» **Short task**: Below are records; work out how many of their lines hold the string "Total" and give that number alone.

-------

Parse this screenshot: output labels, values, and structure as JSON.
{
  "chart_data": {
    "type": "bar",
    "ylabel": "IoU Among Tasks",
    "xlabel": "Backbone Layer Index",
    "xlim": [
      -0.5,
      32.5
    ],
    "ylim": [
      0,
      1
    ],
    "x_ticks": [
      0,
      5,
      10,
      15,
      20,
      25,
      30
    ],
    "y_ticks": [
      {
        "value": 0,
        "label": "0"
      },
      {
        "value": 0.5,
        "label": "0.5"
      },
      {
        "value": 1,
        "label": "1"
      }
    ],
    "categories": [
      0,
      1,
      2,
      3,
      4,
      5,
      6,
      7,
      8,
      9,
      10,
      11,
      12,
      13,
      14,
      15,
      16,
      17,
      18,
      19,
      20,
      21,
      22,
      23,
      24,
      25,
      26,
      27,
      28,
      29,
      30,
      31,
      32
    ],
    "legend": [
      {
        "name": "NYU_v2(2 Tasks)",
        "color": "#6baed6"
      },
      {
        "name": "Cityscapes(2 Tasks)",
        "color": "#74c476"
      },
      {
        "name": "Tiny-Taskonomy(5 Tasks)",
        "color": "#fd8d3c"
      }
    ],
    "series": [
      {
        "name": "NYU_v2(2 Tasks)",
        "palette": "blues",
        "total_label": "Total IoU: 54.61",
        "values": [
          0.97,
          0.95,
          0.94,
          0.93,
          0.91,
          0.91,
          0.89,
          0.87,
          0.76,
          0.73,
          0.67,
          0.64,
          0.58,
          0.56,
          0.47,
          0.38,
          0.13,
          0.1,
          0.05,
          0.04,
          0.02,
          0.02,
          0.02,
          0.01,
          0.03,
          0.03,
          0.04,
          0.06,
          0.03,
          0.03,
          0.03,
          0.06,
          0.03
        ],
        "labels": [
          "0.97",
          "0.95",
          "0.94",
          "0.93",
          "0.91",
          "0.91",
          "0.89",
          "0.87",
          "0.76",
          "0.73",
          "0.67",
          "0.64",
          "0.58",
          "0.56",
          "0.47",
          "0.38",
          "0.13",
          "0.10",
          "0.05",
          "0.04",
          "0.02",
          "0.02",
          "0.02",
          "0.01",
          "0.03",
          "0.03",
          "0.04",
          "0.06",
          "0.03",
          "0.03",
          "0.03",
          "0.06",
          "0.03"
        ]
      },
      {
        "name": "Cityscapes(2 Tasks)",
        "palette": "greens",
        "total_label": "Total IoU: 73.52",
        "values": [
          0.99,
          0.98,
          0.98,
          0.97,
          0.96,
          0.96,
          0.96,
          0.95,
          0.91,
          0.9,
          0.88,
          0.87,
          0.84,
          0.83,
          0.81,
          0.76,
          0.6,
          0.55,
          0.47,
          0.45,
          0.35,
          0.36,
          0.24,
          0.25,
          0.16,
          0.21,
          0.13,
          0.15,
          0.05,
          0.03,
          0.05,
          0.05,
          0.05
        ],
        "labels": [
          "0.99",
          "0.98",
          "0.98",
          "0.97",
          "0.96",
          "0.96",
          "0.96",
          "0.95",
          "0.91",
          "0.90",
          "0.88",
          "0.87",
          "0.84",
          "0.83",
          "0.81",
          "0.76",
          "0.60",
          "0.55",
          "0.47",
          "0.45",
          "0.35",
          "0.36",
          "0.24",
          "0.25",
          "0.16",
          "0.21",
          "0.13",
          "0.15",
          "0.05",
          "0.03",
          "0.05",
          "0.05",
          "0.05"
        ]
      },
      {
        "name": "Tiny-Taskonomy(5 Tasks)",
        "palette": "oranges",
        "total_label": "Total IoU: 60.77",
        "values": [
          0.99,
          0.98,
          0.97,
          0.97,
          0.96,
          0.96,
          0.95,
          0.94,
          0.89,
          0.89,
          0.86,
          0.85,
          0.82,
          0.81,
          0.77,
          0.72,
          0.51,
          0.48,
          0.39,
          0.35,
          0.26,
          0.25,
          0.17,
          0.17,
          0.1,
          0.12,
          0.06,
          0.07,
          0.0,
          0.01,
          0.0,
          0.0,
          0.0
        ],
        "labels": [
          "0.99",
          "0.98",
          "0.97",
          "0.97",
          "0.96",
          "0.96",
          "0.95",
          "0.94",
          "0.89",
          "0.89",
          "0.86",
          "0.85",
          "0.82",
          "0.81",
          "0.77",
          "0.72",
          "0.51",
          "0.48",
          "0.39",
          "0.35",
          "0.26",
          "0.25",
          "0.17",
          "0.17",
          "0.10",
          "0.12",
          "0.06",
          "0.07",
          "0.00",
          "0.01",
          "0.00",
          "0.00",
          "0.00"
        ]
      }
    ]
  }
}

-------

» **Exercise result**: 3